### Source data

[BEGIN]

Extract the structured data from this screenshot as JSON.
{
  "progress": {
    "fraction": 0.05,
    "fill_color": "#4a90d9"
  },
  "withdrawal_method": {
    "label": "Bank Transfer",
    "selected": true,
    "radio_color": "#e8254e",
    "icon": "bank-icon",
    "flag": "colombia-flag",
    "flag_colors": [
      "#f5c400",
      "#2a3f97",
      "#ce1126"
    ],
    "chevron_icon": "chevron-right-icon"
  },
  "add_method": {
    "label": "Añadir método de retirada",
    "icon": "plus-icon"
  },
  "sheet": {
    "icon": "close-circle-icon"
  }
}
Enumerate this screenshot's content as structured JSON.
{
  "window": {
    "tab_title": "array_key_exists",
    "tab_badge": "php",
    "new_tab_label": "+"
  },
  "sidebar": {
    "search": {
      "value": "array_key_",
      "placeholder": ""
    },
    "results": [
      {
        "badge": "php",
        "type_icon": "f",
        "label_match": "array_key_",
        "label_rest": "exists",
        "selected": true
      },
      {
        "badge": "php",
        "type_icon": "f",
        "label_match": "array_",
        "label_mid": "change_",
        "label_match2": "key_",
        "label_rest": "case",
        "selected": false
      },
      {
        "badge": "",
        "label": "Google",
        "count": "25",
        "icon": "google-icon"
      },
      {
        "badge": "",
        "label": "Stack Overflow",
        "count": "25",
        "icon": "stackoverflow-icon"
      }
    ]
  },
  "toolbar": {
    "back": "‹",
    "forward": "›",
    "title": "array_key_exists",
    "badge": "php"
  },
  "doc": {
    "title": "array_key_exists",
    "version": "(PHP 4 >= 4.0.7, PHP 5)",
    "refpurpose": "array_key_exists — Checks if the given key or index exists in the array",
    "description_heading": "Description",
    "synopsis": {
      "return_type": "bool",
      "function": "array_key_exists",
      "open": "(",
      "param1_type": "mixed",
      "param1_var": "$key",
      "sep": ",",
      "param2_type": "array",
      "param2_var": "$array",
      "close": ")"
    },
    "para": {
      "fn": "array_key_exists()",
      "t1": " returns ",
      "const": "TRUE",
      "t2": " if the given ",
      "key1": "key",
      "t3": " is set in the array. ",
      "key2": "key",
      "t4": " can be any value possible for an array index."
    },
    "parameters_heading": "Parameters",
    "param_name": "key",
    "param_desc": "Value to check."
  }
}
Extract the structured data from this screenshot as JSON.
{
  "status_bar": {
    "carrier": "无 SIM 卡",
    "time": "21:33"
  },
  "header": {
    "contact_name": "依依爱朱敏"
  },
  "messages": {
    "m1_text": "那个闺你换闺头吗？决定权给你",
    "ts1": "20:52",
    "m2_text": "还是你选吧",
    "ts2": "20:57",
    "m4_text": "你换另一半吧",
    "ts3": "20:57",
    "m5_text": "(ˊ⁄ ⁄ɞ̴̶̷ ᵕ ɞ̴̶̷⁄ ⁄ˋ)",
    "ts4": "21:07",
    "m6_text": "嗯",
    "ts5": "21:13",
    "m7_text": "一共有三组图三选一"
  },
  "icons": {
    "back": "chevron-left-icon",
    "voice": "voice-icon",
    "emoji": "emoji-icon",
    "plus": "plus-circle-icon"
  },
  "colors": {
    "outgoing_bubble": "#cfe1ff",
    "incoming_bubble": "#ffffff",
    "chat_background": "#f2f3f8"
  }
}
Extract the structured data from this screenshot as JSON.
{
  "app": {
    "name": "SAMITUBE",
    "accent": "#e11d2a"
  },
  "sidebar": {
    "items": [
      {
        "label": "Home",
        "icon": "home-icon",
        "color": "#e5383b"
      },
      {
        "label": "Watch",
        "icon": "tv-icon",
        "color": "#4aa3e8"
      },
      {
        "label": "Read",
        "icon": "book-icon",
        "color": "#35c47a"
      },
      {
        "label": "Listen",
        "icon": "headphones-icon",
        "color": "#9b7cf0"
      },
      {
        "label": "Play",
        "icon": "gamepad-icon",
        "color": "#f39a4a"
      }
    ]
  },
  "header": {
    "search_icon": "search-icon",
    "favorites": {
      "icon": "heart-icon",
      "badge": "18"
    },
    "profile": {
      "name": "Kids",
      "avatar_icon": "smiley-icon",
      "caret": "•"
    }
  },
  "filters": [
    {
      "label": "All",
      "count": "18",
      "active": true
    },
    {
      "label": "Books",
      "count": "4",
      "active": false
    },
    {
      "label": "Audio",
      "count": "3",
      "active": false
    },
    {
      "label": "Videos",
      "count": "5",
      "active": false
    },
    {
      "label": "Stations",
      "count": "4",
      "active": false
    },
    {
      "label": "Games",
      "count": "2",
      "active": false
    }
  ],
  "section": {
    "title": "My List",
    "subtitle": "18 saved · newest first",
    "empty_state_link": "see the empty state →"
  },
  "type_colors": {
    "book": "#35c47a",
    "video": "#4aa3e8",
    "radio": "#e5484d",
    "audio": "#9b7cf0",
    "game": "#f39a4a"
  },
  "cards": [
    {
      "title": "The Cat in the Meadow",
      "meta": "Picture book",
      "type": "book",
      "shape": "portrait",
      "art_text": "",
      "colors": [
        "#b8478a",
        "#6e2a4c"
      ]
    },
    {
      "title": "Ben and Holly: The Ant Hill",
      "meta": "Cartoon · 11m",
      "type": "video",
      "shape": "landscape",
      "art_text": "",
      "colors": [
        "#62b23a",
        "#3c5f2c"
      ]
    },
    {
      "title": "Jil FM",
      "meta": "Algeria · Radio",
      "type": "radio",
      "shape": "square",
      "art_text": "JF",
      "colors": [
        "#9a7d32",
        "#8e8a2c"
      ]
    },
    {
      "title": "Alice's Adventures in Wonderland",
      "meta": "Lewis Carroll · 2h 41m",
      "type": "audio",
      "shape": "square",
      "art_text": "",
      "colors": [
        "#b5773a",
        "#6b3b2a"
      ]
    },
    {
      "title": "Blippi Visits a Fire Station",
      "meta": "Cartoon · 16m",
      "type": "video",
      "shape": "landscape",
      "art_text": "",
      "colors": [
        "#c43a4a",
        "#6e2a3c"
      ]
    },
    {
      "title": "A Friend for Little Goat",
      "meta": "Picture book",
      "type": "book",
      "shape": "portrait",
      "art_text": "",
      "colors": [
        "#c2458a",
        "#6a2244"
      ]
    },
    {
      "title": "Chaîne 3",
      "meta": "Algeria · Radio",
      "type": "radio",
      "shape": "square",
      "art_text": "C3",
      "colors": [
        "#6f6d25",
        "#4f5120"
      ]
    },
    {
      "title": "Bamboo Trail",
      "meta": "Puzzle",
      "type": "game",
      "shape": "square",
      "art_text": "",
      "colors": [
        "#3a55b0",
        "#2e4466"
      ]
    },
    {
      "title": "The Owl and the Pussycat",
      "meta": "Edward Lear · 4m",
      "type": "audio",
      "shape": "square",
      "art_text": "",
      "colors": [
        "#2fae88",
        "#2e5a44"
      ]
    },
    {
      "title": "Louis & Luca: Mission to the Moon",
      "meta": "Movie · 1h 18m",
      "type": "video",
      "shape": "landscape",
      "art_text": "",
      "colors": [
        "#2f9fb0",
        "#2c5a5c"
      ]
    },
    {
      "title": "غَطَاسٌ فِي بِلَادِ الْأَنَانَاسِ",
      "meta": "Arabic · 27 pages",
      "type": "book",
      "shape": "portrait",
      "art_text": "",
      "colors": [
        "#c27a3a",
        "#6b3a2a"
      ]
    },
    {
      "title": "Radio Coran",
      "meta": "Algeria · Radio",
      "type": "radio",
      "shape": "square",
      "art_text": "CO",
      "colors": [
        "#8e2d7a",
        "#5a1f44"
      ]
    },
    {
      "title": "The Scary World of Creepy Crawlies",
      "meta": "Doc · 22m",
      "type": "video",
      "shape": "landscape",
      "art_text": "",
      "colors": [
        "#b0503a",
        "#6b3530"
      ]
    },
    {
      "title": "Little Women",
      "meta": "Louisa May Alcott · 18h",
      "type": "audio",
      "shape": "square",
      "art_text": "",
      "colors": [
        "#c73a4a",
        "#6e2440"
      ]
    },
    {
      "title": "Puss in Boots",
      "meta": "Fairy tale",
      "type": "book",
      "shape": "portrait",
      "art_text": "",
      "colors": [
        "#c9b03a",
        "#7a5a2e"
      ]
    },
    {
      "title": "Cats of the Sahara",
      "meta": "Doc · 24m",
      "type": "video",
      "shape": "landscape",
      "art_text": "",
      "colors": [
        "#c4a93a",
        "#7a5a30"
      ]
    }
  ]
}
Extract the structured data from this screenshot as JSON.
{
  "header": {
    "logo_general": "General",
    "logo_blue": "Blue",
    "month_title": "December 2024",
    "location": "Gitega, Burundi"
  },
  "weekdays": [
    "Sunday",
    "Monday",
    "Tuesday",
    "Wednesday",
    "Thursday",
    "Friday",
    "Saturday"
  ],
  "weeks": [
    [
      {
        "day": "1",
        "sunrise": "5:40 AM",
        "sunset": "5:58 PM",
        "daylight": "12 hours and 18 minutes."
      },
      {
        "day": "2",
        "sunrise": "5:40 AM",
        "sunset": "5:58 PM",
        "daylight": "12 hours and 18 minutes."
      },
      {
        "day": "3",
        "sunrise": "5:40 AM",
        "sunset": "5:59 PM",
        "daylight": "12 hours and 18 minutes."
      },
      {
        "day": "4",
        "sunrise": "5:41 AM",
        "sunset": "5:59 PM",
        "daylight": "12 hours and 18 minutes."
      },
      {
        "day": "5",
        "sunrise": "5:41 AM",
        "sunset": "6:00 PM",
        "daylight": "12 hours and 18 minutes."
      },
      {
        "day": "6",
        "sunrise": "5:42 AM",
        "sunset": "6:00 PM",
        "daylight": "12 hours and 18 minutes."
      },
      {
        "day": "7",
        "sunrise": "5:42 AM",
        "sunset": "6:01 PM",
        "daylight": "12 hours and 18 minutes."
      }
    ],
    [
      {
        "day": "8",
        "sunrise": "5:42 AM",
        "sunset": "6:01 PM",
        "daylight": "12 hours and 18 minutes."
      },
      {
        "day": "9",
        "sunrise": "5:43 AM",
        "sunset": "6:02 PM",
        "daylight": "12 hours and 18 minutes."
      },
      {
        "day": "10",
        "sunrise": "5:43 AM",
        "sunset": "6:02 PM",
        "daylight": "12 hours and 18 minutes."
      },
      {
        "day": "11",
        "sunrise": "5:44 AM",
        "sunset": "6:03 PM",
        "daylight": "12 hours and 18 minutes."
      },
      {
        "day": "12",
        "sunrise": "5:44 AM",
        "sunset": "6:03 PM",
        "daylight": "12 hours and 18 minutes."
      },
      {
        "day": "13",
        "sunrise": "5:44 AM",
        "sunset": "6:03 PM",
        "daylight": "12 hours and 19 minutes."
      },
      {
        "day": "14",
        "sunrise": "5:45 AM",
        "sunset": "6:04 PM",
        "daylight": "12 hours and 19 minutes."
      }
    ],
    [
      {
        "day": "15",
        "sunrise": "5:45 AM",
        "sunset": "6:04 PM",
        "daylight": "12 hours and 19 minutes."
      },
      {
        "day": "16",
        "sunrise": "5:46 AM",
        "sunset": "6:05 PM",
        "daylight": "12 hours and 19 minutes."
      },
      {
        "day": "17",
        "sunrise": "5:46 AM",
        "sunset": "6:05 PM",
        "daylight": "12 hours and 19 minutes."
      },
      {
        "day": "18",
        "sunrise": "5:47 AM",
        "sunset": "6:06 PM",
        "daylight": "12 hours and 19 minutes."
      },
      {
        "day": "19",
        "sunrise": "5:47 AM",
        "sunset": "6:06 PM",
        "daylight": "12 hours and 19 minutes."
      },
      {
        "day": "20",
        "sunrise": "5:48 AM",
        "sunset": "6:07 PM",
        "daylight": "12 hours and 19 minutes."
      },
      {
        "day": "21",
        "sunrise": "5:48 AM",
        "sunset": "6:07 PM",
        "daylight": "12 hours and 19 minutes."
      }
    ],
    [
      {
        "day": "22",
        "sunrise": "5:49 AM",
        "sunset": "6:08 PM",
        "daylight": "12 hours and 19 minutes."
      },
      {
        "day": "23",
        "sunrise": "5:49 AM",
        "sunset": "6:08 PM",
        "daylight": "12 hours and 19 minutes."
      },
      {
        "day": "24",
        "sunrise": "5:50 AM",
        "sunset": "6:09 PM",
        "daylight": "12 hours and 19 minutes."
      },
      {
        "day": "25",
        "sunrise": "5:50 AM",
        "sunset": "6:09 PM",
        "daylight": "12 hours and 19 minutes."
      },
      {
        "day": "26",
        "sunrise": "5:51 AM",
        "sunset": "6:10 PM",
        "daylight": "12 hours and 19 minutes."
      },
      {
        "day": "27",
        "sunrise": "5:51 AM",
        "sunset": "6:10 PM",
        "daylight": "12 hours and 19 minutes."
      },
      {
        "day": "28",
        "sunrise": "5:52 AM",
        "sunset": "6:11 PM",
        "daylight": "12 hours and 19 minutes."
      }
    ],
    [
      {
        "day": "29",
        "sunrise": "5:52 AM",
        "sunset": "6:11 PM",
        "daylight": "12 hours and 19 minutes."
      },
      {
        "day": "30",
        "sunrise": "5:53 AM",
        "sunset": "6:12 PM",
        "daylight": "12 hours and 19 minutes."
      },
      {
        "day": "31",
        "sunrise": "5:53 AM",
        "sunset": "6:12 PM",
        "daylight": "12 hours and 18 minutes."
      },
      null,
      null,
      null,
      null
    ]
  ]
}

[END]

### TASK TO COMPLETE
From the records, copy every line that has the string "circle" in it.

### COMPLETE RESPONSE
    "icon": "close-circle-icon"
    "plus": "plus-circle-icon"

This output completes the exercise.